**TEKS HALAMAN**
Berburu Keindahan di Pantai Bobu dan Jatuh Bangun Melewati Jalur Neraka
Jembatan alam pantai Bobu di Kabupaten Lembata, NTT |
“Prakk.” Motor Mega
Pro yang kami tumpangi jatuh terseret. Beberapa bagian tubuh motor lecet,
spakbor bagian depan pecah dan terlihat Eman Lengary, sang pengendara motor yang
selalu tampil percaya diri ibarat superhero itu gugup ketakutan.
Saya yang duduk manis
di belakang sambil bertanya banyak hal sontak diam tak berdaya. Kisah ini
terukir pada Rabu, 22 Februari 2023.
Walaupun nyawa tak
terancam tapi peristiwa tak terduga ini masih membekas dalam diari kenangan
perjalanan. Cerita lengkapnya sebagai berikut.
Ke Bobu Tak Seindah Harapan
Sebelumnya, kami menikmati
jalan mulus sepotong-sepotong yang dibangun menggunakan dana PEN. Mendaki bukit
setelah melewati Lerahinga, perjalanan masih baik-baik saja; ada pemandangan
gunung Ileape dan Boleng yang bersembunyi di balik Ileape; ada tanjung Nuha
Nera dan panorama laut biru yang tenang dan memesona terlihat di bagian utara.

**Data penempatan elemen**
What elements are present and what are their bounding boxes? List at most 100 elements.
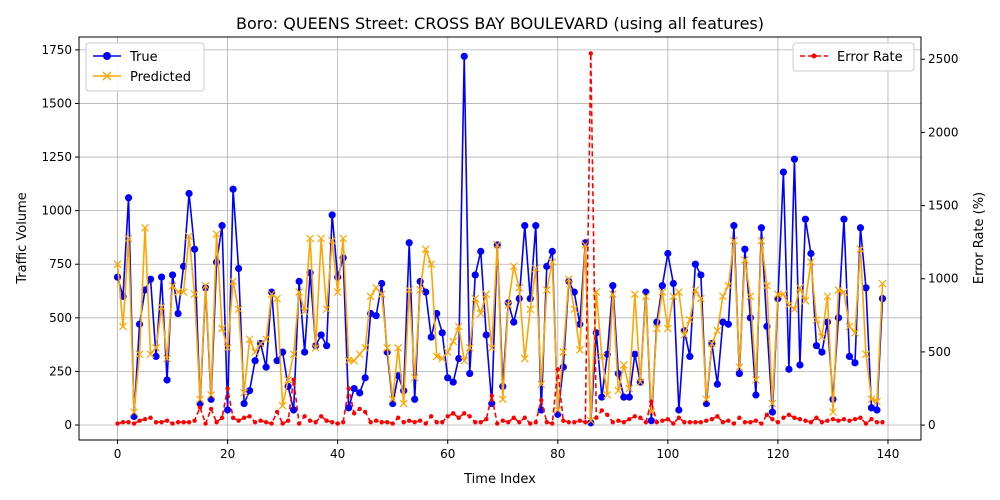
data-point-true — [658, 282, 666, 290]
data-point-predicted — [251, 348, 260, 357]
data-point-error-rate — [566, 419, 571, 425]
data-point-predicted — [465, 343, 474, 352]
data-point-true — [444, 374, 452, 382]
data-point-predicted — [834, 286, 843, 294]
data-point-true — [218, 222, 226, 230]
data-point-error-rate — [693, 419, 698, 425]
data-point-predicted — [818, 333, 826, 342]
data-point-true — [548, 247, 556, 255]
data-point-predicted — [779, 290, 788, 299]
data-point-true — [790, 155, 799, 163]
data-point-true — [361, 374, 369, 382]
data-point-predicted — [564, 275, 573, 284]
data-point-true — [328, 211, 336, 219]
data-point-predicted — [339, 234, 348, 243]
data-point-error-rate — [434, 419, 439, 425]
data-point-error-rate — [368, 419, 373, 425]
data-point-predicted — [454, 322, 463, 331]
data-point-error-rate — [170, 421, 175, 426]
data-point-predicted — [669, 292, 678, 301]
data-point-predicted — [438, 354, 447, 363]
data-point-true — [713, 380, 721, 388]
data-point-error-rate — [704, 418, 709, 423]
data-point-predicted — [784, 301, 793, 309]
data-point-error-rate — [467, 414, 472, 419]
y-tick-label: 1000 — [41, 204, 72, 218]
data-point-predicted — [751, 376, 760, 384]
data-point-predicted — [295, 288, 304, 297]
x-tick-label: 80 — [550, 447, 565, 461]
x-axis-label: Time Index — [463, 472, 536, 487]
data-point-error-rate — [269, 421, 274, 426]
data-point-error-rate — [709, 417, 715, 422]
data-point-error-rate — [825, 418, 830, 423]
data-point-error-rate — [676, 415, 682, 420]
data-point-error-rate — [539, 397, 544, 403]
data-point-true — [229, 185, 237, 193]
data-point-true — [372, 312, 380, 320]
data-point-error-rate — [638, 415, 643, 420]
data-point-true — [141, 286, 149, 294]
data-point-predicted — [190, 290, 199, 299]
data-point-true — [768, 408, 777, 416]
data-point-predicted — [218, 324, 227, 333]
data-point-error-rate — [346, 386, 351, 391]
y-tick-label: 1250 — [41, 150, 72, 164]
data-point-error-rate — [236, 418, 241, 423]
data-point-error-rate — [462, 411, 467, 416]
data-point-predicted — [873, 397, 881, 406]
data-point-error-rate — [225, 386, 230, 391]
data-point-predicted — [652, 324, 661, 333]
data-point-predicted — [812, 316, 821, 324]
y-right-tick-label: 2000 — [928, 125, 959, 139]
data-point-predicted — [757, 236, 766, 245]
data-point-predicted — [796, 283, 804, 292]
data-point-error-rate — [720, 419, 726, 425]
data-point-error-rate — [159, 419, 164, 425]
data-point-predicted — [718, 292, 727, 301]
data-point-predicted — [383, 343, 392, 352]
data-point-error-rate — [819, 419, 825, 425]
data-point-predicted — [746, 292, 755, 301]
data-point-predicted — [361, 343, 370, 352]
data-point-predicted — [443, 348, 452, 357]
data-point-true — [510, 318, 518, 326]
data-point-predicted — [234, 305, 243, 314]
data-point-predicted — [702, 395, 711, 404]
data-point-true — [422, 288, 430, 296]
data-point-predicted — [152, 343, 160, 352]
data-point-error-rate — [797, 417, 803, 422]
data-point-error-rate — [660, 418, 665, 423]
data-point-error-rate — [742, 419, 748, 425]
data-point-error-rate — [654, 419, 660, 425]
data-point-predicted — [840, 288, 848, 297]
data-point-predicted — [696, 294, 705, 303]
legend-error-label: Error Rate — [837, 50, 903, 65]
data-point-error-rate — [153, 419, 159, 425]
data-point-true — [251, 357, 259, 365]
x-tick-label: 20 — [220, 447, 235, 461]
data-point-predicted — [740, 256, 749, 264]
data-point-error-rate — [203, 421, 208, 426]
data-point-true — [785, 365, 793, 373]
data-point-predicted — [273, 294, 282, 303]
data-point-predicted — [212, 230, 221, 239]
data-point-predicted — [713, 326, 722, 335]
data-point-true — [834, 314, 843, 322]
data-point-predicted — [482, 290, 491, 299]
data-point-predicted — [674, 288, 683, 297]
data-point-predicted — [135, 350, 144, 359]
data-point-predicted — [729, 236, 738, 245]
data-point-predicted — [851, 328, 859, 337]
data-point-predicted — [520, 354, 529, 363]
data-point-error-rate — [643, 419, 649, 425]
data-point-predicted — [130, 408, 138, 417]
x-axis: 0 20 40 60 80 100 120 140 — [114, 440, 899, 461]
data-point-predicted — [449, 337, 458, 346]
data-point-error-rate — [698, 419, 704, 425]
y-tick-label: 250 — [49, 364, 72, 378]
data-point-predicted — [619, 361, 628, 369]
y-tick-label: 500 — [49, 311, 72, 325]
data-point-error-rate — [373, 418, 379, 423]
chart-title: Boro: QUEENS Street: CROSS BAY BOULEVARD… — [236, 14, 764, 33]
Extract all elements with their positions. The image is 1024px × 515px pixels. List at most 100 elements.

**TUJUAN**
Lanjutkan cerita perjalanan ke Pantai Bobu di atas, mulai setelah kalimat terakhirnya.

**JAWABAN TUGAS**
Pada puncak bukit
yang tak tahu nama lengkapnya, saya dan Eman Lengary memotret pemandangan alam
yang indah sambil berdiskusi tentang beberapa kampung di wilayah pedalaman
Lebatukan yang masih jauh dari sentuhan kesejahteraan, khususnya infrastruktur
jalan.
Menurut Eman Lengary,
berdasarakan tuturan para tetua, terdapat enam kampung berpenghuni yakni Lebelang,
Besei, Benalar, Hidalabi, Dangalangu dan Ilowutung. Warga penghuni 6 kampung
ini disebut orang-orang Lamatuka. Dalam kisah tutur, leluhur orang-orang
Lamatuka berasal dari Lepan Batan dan mengadakan migrasi ke Lembata hingga tiba di pesisir pantai Wainere, sekitar belasan Kilo di sebelah barat pantai Bobu.
Kemudian, dari pantai Wainere, nenek moyang orang Lamatuka melewati sebuah lubang atau terowongan alam bawah tanah dan keluar di puncak bukit Nuba yang hingga kini dijadikan sebagai tempat sakral oleh orang-orang Lamatuka. Demikian sekilas cerita sejarah masa lalu. Mari kita berjalan terus ke Bobu.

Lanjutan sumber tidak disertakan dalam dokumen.